§ **PROBLEM DESCRIPTION**
Copy every line of the data that contains the string "from".

■ ■ ■ ■ ■

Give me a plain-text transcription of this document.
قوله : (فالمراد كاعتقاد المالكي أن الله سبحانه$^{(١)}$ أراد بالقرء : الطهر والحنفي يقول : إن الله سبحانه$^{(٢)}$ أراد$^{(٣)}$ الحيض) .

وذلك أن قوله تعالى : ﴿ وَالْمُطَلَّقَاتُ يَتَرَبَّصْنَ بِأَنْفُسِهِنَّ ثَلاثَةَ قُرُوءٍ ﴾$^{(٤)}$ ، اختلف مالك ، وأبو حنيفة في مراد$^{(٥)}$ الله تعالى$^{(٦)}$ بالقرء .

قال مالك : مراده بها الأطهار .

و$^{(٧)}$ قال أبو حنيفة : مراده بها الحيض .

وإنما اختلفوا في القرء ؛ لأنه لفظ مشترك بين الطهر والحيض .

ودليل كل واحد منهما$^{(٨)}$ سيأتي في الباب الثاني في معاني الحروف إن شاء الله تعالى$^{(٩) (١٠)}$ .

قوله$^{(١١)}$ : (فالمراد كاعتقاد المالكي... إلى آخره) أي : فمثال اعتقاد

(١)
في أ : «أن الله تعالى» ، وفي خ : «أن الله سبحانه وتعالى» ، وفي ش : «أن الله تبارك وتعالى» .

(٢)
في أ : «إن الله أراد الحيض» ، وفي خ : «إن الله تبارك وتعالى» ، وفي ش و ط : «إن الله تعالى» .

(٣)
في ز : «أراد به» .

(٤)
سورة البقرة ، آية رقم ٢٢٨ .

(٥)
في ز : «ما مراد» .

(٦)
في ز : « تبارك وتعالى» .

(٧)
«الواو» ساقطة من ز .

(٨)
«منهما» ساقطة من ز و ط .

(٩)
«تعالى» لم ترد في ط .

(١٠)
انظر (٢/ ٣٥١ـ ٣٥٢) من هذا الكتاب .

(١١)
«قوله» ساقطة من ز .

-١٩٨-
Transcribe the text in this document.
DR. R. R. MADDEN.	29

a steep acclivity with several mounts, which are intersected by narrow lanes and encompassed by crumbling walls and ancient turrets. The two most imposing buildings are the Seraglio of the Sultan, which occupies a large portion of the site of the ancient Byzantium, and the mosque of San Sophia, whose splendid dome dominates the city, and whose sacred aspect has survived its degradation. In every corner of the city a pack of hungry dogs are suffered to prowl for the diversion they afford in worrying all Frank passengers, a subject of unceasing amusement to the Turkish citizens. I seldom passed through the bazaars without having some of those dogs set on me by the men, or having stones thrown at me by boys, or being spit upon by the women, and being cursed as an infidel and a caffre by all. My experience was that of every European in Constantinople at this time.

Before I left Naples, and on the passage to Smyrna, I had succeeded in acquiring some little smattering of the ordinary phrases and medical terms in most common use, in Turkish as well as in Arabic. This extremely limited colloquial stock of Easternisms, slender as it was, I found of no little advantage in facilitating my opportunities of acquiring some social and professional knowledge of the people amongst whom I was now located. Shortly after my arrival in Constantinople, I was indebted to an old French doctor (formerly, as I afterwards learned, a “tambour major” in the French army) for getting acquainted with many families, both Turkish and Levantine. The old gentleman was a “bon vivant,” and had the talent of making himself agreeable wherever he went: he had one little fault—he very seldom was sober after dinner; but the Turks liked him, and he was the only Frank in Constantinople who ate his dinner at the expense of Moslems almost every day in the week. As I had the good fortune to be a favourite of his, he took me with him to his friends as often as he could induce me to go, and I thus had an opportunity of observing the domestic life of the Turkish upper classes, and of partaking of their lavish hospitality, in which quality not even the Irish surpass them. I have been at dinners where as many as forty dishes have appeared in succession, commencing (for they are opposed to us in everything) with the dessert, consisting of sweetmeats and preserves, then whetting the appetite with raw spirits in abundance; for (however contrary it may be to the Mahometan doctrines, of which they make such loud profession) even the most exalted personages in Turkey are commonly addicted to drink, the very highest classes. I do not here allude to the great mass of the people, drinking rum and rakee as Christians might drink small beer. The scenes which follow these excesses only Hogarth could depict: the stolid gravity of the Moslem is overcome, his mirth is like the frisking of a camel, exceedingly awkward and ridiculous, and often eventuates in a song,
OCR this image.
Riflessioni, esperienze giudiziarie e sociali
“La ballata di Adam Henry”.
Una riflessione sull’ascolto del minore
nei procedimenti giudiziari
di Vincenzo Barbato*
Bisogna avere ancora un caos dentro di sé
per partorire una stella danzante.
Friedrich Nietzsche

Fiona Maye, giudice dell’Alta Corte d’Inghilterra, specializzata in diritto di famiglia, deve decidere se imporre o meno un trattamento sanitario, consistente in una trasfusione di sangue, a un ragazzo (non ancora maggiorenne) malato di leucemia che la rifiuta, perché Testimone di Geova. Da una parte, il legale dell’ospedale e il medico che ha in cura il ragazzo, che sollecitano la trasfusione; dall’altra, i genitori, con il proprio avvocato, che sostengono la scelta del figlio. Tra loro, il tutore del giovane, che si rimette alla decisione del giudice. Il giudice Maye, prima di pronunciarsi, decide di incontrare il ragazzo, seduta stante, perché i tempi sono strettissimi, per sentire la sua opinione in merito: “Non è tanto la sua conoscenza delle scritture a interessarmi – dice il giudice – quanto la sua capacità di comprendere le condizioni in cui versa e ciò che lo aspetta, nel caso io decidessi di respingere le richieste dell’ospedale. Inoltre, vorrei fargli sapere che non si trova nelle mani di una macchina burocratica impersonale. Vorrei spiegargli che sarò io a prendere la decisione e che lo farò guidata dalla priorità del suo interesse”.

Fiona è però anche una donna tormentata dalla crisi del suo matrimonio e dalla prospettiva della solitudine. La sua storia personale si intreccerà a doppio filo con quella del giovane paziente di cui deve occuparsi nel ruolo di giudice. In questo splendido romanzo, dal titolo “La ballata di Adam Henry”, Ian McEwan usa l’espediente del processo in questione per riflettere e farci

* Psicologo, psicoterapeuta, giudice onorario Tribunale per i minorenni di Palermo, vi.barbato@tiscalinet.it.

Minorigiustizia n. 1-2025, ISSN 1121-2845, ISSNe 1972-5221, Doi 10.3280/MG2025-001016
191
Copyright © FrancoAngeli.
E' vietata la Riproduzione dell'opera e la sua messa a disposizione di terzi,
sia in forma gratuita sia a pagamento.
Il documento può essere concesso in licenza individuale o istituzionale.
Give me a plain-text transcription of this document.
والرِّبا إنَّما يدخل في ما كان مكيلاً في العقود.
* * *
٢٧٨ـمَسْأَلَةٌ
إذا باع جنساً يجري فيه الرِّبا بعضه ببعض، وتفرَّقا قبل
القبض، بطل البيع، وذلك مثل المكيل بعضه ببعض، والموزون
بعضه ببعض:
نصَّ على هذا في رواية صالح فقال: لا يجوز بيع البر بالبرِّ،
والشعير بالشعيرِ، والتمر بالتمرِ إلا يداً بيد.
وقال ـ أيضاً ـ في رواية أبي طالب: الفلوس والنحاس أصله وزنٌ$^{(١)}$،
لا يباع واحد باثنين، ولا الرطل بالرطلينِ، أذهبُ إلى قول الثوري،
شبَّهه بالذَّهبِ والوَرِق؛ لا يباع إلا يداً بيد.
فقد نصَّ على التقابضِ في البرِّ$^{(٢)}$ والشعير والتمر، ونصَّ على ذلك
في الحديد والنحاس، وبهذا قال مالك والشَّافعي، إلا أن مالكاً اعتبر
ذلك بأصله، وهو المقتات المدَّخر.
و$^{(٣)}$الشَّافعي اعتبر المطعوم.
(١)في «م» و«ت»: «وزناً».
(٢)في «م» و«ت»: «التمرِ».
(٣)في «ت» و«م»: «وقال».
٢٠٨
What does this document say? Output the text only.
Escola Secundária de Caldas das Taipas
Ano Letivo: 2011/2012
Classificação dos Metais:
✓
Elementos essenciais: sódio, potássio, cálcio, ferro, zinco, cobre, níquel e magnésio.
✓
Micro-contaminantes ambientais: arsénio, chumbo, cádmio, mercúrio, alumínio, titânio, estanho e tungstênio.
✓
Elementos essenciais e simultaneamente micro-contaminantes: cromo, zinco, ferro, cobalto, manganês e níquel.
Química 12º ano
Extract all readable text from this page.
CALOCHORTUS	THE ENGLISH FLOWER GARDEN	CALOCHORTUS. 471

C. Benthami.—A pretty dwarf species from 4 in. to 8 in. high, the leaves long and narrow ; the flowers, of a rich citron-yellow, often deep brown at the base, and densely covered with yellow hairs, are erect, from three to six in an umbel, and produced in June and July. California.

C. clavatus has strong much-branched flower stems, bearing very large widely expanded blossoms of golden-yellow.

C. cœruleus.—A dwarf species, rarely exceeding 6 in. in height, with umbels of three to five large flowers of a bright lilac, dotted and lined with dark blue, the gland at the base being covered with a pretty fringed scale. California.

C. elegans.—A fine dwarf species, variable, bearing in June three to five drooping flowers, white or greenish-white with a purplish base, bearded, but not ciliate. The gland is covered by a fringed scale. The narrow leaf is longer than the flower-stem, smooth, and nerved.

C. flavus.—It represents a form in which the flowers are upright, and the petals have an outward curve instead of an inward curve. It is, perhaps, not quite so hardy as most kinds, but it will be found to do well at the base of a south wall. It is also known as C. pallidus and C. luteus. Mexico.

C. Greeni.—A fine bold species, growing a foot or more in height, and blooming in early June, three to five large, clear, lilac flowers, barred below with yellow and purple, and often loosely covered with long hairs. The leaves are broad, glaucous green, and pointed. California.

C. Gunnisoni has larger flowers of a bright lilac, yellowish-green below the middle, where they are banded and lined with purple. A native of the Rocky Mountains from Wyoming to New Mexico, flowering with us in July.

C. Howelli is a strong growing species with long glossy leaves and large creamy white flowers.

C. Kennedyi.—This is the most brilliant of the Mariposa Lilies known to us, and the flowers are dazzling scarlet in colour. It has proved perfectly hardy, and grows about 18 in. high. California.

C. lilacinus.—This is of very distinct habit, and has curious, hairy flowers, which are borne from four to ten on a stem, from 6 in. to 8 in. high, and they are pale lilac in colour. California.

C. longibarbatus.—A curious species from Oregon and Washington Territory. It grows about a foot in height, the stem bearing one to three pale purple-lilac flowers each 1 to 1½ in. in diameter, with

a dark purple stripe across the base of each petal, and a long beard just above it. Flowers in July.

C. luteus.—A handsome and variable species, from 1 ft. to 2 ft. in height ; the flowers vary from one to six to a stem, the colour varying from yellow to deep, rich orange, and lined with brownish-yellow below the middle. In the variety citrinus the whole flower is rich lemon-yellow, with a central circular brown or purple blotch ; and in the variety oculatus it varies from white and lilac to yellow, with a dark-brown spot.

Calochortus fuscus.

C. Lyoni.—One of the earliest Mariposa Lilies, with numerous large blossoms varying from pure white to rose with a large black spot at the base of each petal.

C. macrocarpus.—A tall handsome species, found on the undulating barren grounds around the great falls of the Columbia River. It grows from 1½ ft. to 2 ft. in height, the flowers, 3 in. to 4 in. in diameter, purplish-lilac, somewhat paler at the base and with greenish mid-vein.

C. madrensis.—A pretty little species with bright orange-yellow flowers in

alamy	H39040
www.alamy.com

■ ■ ■ ■ ■

§ **COMPLETED EXERCISE**
Extract all readable text from this page.
C. Benthami.—A pretty dwarf species from 4 in. to 8 in. high, the leaves long and narrow ; the flowers, of a rich citron-yellow, often deep brown at the base, and densely covered with yellow hairs, are erect, from three to six in an umbel, and produced in June and July. California.
C. Gunnisoni has larger flowers of a bright lilac, yellowish-green below the middle, where they are banded and lined with purple. A native of the Rocky Mountains from Wyoming to New Mexico, flowering with us in July.
C. lilacinus.—This is of very distinct habit, and has curious, hairy flowers, which are borne from four to ten on a stem, from 6 in. to 8 in. high, and they are pale lilac in colour. California.
C. longibarbatus.—A curious species from Oregon and Washington Territory. It grows about a foot in height, the stem bearing one to three pale purple-lilac flowers each 1 to 1½ in. in diameter, with
C. luteus.—A handsome and variable species, from 1 ft. to 2 ft. in height ; the flowers vary from one to six to a stem, the colour varying from yellow to deep, rich orange, and lined with brownish-yellow below the middle. In the variety citrinus the whole flower is rich lemon-yellow, with a central circular brown or purple blotch ; and in the variety oculatus it varies from white and lilac to yellow, with a dark-brown spot.
C. Lyoni.—One of the earliest Mariposa Lilies, with numerous large blossoms varying from pure white to rose with a large black spot at the base of each petal.
C. macrocarpus.—A tall handsome species, found on the undulating barren grounds around the great falls of the Columbia River. It grows from 1½ ft. to 2 ft. in height, the flowers, 3 in. to 4 in. in diameter, purplish-lilac, somewhat paler at the base and with greenish mid-vein.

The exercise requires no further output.